■ **Exercise task**: Lines holding the string "Nhật" are the ones to copy from this listing.

■ **Given data**:
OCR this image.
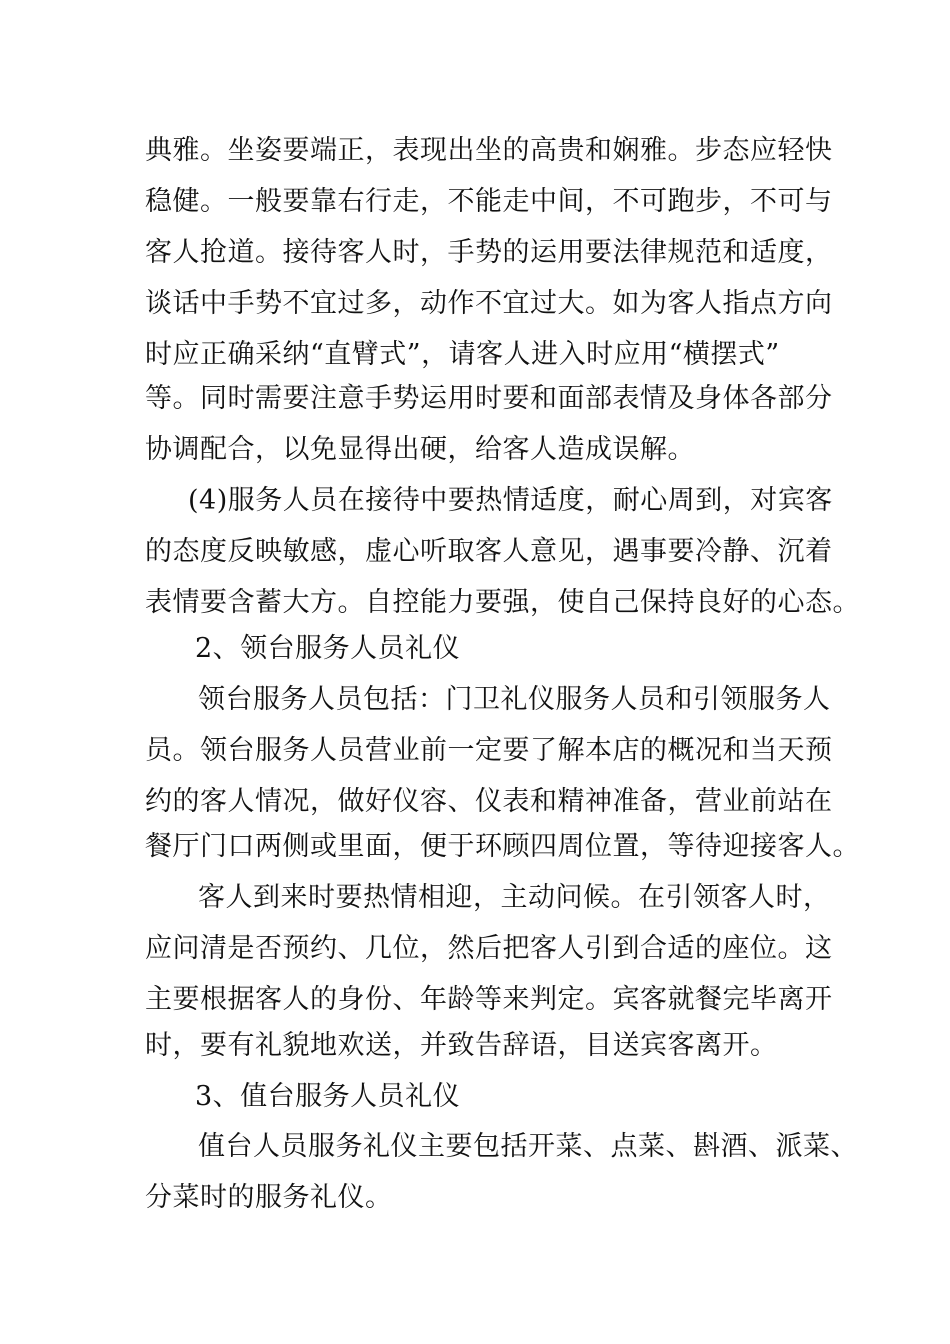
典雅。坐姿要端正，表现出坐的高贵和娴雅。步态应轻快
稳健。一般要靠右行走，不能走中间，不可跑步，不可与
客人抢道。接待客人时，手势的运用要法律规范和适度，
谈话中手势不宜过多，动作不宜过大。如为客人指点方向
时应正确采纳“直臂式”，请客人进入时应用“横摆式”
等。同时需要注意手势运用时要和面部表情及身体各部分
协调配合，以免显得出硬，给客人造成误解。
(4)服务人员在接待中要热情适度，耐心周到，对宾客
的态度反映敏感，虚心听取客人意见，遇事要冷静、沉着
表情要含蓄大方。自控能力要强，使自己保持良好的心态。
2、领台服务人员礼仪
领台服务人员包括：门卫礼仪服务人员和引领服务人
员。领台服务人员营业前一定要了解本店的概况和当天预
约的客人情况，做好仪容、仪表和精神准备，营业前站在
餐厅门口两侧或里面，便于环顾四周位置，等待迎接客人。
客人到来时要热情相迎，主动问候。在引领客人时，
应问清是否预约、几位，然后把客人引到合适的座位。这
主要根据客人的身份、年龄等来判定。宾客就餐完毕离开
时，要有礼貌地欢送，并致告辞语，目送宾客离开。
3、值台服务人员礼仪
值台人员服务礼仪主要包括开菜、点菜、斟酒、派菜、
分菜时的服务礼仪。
---
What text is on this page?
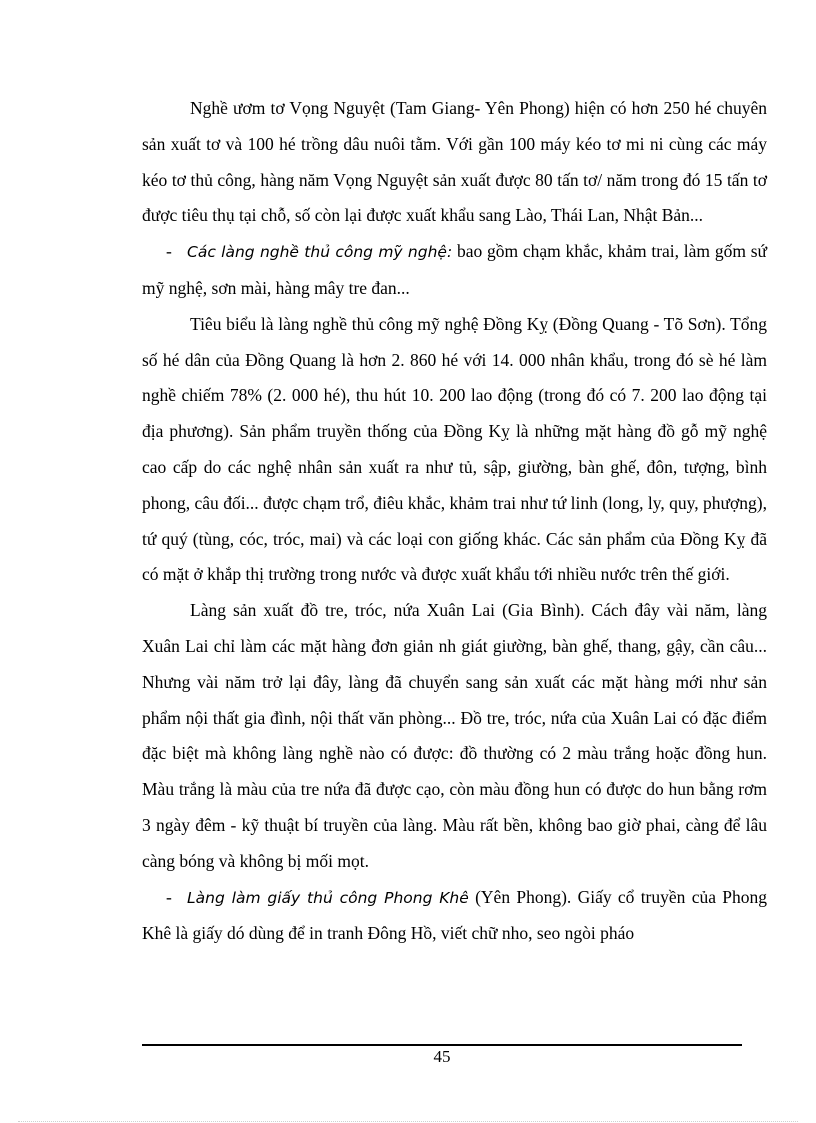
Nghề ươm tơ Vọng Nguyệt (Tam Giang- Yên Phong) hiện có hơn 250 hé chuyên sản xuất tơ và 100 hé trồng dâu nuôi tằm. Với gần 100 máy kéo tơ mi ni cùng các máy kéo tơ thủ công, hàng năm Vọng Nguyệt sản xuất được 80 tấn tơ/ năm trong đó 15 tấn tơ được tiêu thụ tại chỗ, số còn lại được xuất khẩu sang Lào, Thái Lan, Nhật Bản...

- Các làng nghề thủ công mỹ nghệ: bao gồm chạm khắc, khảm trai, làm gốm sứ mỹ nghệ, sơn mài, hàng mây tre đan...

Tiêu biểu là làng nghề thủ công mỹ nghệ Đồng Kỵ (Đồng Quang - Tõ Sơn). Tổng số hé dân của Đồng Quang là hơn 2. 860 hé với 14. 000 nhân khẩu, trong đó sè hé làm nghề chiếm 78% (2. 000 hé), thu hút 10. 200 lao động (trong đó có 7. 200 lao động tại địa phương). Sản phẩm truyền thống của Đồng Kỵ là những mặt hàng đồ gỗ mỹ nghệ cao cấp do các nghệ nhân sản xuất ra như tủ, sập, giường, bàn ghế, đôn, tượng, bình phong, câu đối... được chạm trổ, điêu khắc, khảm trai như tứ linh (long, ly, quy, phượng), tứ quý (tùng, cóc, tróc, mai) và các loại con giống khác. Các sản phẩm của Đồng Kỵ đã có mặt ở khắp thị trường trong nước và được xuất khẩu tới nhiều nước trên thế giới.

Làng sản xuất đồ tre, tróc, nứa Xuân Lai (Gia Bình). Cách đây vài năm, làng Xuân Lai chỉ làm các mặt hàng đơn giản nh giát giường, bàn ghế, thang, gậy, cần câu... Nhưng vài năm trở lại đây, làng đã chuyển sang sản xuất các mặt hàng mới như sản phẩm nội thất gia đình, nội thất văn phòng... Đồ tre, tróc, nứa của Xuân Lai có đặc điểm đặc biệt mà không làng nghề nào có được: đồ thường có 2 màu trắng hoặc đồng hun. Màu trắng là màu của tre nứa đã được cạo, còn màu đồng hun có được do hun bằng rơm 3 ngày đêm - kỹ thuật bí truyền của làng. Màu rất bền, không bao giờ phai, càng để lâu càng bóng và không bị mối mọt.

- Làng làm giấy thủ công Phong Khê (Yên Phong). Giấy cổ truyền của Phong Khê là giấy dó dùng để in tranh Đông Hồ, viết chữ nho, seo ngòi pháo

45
---
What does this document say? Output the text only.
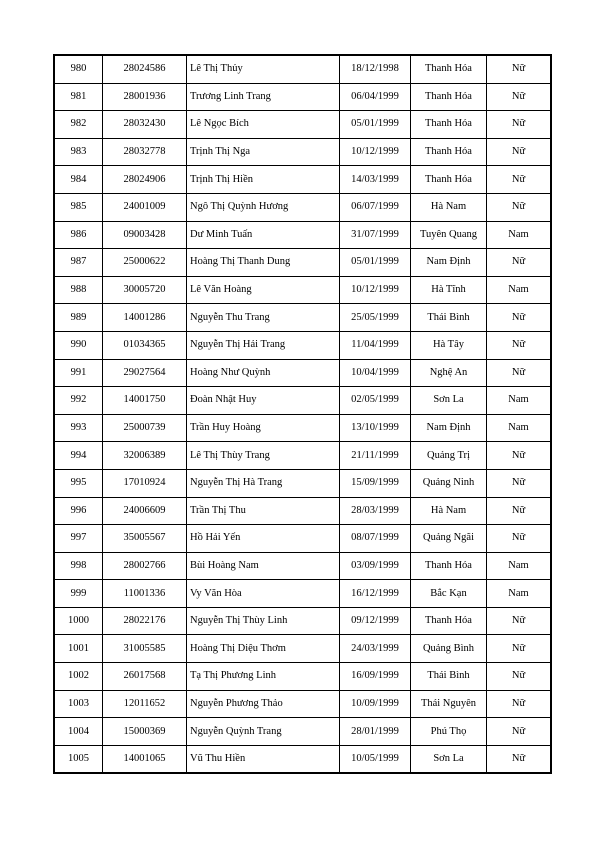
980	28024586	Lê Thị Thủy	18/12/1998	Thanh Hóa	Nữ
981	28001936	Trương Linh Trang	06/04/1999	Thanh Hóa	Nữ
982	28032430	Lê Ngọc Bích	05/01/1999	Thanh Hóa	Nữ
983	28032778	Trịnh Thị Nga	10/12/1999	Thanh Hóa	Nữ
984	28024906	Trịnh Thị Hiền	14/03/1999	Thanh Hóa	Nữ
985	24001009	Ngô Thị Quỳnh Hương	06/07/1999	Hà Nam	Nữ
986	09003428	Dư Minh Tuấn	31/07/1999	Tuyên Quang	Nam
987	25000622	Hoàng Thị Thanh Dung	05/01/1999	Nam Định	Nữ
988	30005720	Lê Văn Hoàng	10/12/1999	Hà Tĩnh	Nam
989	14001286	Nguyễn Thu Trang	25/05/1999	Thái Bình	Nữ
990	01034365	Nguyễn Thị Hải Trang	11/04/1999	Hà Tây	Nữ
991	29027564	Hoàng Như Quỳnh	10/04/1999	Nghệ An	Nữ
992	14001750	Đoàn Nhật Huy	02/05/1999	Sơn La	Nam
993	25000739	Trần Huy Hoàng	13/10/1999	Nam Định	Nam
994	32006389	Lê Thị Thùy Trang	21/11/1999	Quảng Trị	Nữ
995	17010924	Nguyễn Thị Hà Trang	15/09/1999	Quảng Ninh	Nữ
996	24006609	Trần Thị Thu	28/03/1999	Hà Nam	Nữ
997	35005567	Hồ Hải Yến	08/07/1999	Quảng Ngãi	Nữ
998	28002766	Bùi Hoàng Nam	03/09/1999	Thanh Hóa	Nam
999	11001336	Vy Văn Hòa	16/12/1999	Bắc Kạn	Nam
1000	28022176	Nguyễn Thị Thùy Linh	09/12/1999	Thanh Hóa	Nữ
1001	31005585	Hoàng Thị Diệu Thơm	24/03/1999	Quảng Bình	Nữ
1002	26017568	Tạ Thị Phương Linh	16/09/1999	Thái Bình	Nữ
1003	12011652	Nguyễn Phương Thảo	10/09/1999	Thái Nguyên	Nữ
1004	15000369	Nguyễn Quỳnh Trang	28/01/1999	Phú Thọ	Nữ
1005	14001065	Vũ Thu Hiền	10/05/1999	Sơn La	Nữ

■ **Answer for the task**:
Nghề ươm tơ Vọng Nguyệt (Tam Giang- Yên Phong) hiện có hơn 250 hé chuyên sản xuất tơ và 100 hé trồng dâu nuôi tằm. Với gần 100 máy kéo tơ mi ni cùng các máy kéo tơ thủ công, hàng năm Vọng Nguyệt sản xuất được 80 tấn tơ/ năm trong đó 15 tấn tơ được tiêu thụ tại chỗ, số còn lại được xuất khẩu sang Lào, Thái Lan, Nhật Bản...
992	14001750	Đoàn Nhật Huy	02/05/1999	Sơn La	Nam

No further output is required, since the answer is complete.